- [Exercise brief]
Send back the entries below exactly as they appear.

══ Records supplied

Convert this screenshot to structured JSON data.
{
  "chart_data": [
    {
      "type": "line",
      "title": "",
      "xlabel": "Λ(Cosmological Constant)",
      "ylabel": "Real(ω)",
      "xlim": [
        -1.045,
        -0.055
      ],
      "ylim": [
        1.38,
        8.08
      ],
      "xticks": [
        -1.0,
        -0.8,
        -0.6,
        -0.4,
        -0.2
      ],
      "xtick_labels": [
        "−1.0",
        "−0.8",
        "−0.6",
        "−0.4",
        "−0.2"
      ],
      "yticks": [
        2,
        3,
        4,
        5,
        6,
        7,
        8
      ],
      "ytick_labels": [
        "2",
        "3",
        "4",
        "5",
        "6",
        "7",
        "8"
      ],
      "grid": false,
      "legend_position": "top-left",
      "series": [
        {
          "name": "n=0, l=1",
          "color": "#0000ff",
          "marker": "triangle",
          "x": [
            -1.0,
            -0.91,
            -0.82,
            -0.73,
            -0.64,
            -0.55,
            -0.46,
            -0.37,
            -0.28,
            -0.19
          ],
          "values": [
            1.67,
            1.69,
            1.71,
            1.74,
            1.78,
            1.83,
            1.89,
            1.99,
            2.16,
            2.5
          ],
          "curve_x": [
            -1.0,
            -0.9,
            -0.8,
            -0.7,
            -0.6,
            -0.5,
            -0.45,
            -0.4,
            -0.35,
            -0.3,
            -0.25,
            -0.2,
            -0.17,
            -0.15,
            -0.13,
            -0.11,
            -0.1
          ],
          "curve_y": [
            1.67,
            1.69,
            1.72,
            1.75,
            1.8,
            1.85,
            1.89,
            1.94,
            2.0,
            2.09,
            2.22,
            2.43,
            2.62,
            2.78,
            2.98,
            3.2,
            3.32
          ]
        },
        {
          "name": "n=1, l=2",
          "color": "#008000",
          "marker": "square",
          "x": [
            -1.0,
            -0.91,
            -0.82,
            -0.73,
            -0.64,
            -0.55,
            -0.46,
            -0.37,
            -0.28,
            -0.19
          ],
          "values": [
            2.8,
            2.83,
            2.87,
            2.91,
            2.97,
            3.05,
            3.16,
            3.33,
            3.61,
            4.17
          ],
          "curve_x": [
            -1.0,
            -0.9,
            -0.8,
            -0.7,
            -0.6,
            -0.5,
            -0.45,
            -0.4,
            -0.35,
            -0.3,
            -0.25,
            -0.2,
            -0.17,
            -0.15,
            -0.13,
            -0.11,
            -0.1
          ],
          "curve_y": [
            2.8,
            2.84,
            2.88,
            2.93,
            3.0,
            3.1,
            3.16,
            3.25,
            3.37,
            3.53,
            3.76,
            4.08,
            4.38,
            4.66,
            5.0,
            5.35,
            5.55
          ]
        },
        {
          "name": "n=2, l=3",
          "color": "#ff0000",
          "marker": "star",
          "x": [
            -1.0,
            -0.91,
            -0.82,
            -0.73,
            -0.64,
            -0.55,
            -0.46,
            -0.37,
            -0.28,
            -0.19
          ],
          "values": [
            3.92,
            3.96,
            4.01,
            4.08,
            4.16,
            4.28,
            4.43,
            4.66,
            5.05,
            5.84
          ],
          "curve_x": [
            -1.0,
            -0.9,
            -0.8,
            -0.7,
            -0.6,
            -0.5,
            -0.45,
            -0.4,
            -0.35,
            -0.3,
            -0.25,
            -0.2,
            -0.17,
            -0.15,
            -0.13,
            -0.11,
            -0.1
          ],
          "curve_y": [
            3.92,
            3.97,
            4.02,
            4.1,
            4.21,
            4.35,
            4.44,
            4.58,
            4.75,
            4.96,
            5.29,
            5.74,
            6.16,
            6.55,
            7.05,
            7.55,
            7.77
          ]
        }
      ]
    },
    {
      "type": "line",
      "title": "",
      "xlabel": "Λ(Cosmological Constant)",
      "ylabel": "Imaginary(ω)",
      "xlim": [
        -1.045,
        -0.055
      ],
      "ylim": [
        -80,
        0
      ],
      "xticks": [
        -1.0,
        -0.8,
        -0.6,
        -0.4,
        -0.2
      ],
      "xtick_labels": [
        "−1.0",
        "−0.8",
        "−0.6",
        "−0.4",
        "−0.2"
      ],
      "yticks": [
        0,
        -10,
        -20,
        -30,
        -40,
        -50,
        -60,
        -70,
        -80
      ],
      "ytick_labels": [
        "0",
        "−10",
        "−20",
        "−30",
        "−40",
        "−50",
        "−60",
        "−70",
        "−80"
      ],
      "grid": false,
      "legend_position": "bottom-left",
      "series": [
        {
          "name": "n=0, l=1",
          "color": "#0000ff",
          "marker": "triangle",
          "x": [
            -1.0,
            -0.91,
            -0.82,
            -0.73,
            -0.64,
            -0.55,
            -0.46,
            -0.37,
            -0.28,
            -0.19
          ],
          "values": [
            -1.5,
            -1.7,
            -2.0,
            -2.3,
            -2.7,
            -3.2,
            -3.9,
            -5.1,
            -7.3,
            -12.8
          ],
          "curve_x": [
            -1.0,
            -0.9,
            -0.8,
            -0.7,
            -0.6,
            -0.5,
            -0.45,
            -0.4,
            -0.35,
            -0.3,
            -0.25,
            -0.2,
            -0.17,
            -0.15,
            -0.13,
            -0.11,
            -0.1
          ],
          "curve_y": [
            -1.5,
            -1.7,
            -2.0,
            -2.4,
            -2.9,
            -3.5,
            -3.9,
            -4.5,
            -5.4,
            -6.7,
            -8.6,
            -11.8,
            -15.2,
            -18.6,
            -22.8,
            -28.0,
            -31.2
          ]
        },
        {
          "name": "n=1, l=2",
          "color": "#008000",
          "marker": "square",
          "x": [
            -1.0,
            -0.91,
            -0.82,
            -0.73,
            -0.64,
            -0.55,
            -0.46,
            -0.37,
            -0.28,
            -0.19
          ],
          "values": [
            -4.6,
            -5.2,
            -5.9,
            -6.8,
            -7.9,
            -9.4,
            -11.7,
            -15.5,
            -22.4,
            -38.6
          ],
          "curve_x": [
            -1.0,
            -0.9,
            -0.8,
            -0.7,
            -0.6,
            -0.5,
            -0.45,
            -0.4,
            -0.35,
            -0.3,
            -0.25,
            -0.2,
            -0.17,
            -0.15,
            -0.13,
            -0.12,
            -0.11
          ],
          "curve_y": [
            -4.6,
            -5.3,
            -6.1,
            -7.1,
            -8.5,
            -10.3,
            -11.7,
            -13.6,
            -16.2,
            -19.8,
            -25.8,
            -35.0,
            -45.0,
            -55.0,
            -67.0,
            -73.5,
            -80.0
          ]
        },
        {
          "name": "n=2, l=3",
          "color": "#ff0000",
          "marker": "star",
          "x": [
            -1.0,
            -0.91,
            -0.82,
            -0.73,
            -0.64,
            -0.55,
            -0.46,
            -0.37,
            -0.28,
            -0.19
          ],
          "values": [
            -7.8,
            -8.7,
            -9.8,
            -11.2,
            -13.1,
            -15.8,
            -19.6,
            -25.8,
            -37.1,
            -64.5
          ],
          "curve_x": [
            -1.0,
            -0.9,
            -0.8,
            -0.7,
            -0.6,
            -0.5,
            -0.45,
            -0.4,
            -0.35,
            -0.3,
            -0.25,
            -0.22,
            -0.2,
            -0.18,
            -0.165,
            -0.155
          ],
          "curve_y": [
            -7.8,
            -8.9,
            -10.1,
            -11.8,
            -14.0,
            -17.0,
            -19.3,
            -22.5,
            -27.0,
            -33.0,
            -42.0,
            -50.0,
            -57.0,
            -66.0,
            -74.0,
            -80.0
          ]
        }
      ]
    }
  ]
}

════

- [Finished answer]
Convert this screenshot to structured JSON data.
{
  "chart_data": [
    {
      "type": "line",
      "title": "",
      "xlabel": "Λ(Cosmological Constant)",
      "ylabel": "Real(ω)",
      "xlim": [
        -1.045,
        -0.055
      ],
      "ylim": [
        1.38,
        8.08
      ],
      "xticks": [
        -1.0,
        -0.8,
        -0.6,
        -0.4,
        -0.2
      ],
      "xtick_labels": [
        "−1.0",
        "−0.8",
        "−0.6",
        "−0.4",
        "−0.2"
      ],
      "yticks": [
        2,
        3,
        4,
        5,
        6,
        7,
        8
      ],
      "ytick_labels": [
        "2",
        "3",
        "4",
        "5",
        "6",
        "7",
        "8"
      ],
      "grid": false,
      "legend_position": "top-left",
      "series": [
        {
          "name": "n=0, l=1",
          "color": "#0000ff",
          "marker": "triangle",
          "x": [
            -1.0,
            -0.91,
            -0.82,
            -0.73,
            -0.64,
            -0.55,
            -0.46,
            -0.37,
            -0.28,
            -0.19
          ],
          "values": [
            1.67,
            1.69,
            1.71,
            1.74,
            1.78,
            1.83,
            1.89,
            1.99,
            2.16,
            2.5
          ],
          "curve_x": [
            -1.0,
            -0.9,
            -0.8,
            -0.7,
            -0.6,
            -0.5,
            -0.45,
            -0.4,
            -0.35,
            -0.3,
            -0.25,
            -0.2,
            -0.17,
            -0.15,
            -0.13,
            -0.11,
            -0.1
          ],
          "curve_y": [
            1.67,
            1.69,
            1.72,
            1.75,
            1.8,
            1.85,
            1.89,
            1.94,
            2.0,
            2.09,
            2.22,
            2.43,
            2.62,
            2.78,
            2.98,
            3.2,
            3.32
          ]
        },
        {
          "name": "n=1, l=2",
          "color": "#008000",
          "marker": "square",
          "x": [
            -1.0,
            -0.91,
            -0.82,
            -0.73,
            -0.64,
            -0.55,
            -0.46,
            -0.37,
            -0.28,
            -0.19
          ],
          "values": [
            2.8,
            2.83,
            2.87,
            2.91,
            2.97,
            3.05,
            3.16,
            3.33,
            3.61,
            4.17
          ],
          "curve_x": [
            -1.0,
            -0.9,
            -0.8,
            -0.7,
            -0.6,
            -0.5,
            -0.45,
            -0.4,
            -0.35,
            -0.3,
            -0.25,
            -0.2,
            -0.17,
            -0.15,
            -0.13,
            -0.11,
            -0.1
          ],
          "curve_y": [
            2.8,
            2.84,
            2.88,
            2.93,
            3.0,
            3.1,
            3.16,
            3.25,
            3.37,
            3.53,
            3.76,
            4.08,
            4.38,
            4.66,
            5.0,
            5.35,
            5.55
          ]
        },
        {
          "name": "n=2, l=3",
          "color": "#ff0000",
          "marker": "star",
          "x": [
            -1.0,
            -0.91,
            -0.82,
            -0.73,
            -0.64,
            -0.55,
            -0.46,
            -0.37,
            -0.28,
            -0.19
          ],
          "values": [
            3.92,
            3.96,
            4.01,
            4.08,
            4.16,
            4.28,
            4.43,
            4.66,
            5.05,
            5.84
          ],
          "curve_x": [
            -1.0,
            -0.9,
            -0.8,
            -0.7,
            -0.6,
            -0.5,
            -0.45,
            -0.4,
            -0.35,
            -0.3,
            -0.25,
            -0.2,
            -0.17,
            -0.15,
            -0.13,
            -0.11,
            -0.1
          ],
          "curve_y": [
            3.92,
            3.97,
            4.02,
            4.1,
            4.21,
            4.35,
            4.44,
            4.58,
            4.75,
            4.96,
            5.29,
            5.74,
            6.16,
            6.55,
            7.05,
            7.55,
            7.77
          ]
        }
      ]
    },
    {
      "type": "line",
      "title": "",
      "xlabel": "Λ(Cosmological Constant)",
      "ylabel": "Imaginary(ω)",
      "xlim": [
        -1.045,
        -0.055
      ],
      "ylim": [
        -80,
        0
      ],
      "xticks": [
        -1.0,
        -0.8,
        -0.6,
        -0.4,
        -0.2
      ],
      "xtick_labels": [
        "−1.0",
        "−0.8",
        "−0.6",
        "−0.4",
        "−0.2"
      ],
      "yticks": [
        0,
        -10,
        -20,
        -30,
        -40,
        -50,
        -60,
        -70,
        -80
      ],
      "ytick_labels": [
        "0",
        "−10",
        "−20",
        "−30",
        "−40",
        "−50",
        "−60",
        "−70",
        "−80"
      ],
      "grid": false,
      "legend_position": "bottom-left",
      "series": [
        {
          "name": "n=0, l=1",
          "color": "#0000ff",
          "marker": "triangle",
          "x": [
            -1.0,
            -0.91,
            -0.82,
            -0.73,
            -0.64,
            -0.55,
            -0.46,
            -0.37,
            -0.28,
            -0.19
          ],
          "values": [
            -1.5,
            -1.7,
            -2.0,
            -2.3,
            -2.7,
            -3.2,
            -3.9,
            -5.1,
            -7.3,
            -12.8
          ],
          "curve_x": [
            -1.0,
            -0.9,
            -0.8,
            -0.7,
            -0.6,
            -0.5,
            -0.45,
            -0.4,
            -0.35,
            -0.3,
            -0.25,
            -0.2,
            -0.17,
            -0.15,
            -0.13,
            -0.11,
            -0.1
          ],
          "curve_y": [
            -1.5,
            -1.7,
            -2.0,
            -2.4,
            -2.9,
            -3.5,
            -3.9,
            -4.5,
            -5.4,
            -6.7,
            -8.6,
            -11.8,
            -15.2,
            -18.6,
            -22.8,
            -28.0,
            -31.2
          ]
        },
        {
          "name": "n=1, l=2",
          "color": "#008000",
          "marker": "square",
          "x": [
            -1.0,
            -0.91,
            -0.82,
            -0.73,
            -0.64,
            -0.55,
            -0.46,
            -0.37,
            -0.28,
            -0.19
          ],
          "values": [
            -4.6,
            -5.2,
            -5.9,
            -6.8,
            -7.9,
            -9.4,
            -11.7,
            -15.5,
            -22.4,
            -38.6
          ],
          "curve_x": [
            -1.0,
            -0.9,
            -0.8,
            -0.7,
            -0.6,
            -0.5,
            -0.45,
            -0.4,
            -0.35,
            -0.3,
            -0.25,
            -0.2,
            -0.17,
            -0.15,
            -0.13,
            -0.12,
            -0.11
          ],
          "curve_y": [
            -4.6,
            -5.3,
            -6.1,
            -7.1,
            -8.5,
            -10.3,
            -11.7,
            -13.6,
            -16.2,
            -19.8,
            -25.8,
            -35.0,
            -45.0,
            -55.0,
            -67.0,
            -73.5,
            -80.0
          ]
        },
        {
          "name": "n=2, l=3",
          "color": "#ff0000",
          "marker": "star",
          "x": [
            -1.0,
            -0.91,
            -0.82,
            -0.73,
            -0.64,
            -0.55,
            -0.46,
            -0.37,
            -0.28,
            -0.19
          ],
          "values": [
            -7.8,
            -8.7,
            -9.8,
            -11.2,
            -13.1,
            -15.8,
            -19.6,
            -25.8,
            -37.1,
            -64.5
          ],
          "curve_x": [
            -1.0,
            -0.9,
            -0.8,
            -0.7,
            -0.6,
            -0.5,
            -0.45,
            -0.4,
            -0.35,
            -0.3,
            -0.25,
            -0.22,
            -0.2,
            -0.18,
            -0.165,
            -0.155
          ],
          "curve_y": [
            -7.8,
            -8.9,
            -10.1,
            -11.8,
            -14.0,
            -17.0,
            -19.3,
            -22.5,
            -27.0,
            -33.0,
            -42.0,
            -50.0,
            -57.0,
            -66.0,
            -74.0,
            -80.0
          ]
        }
      ]
    }
  ]
}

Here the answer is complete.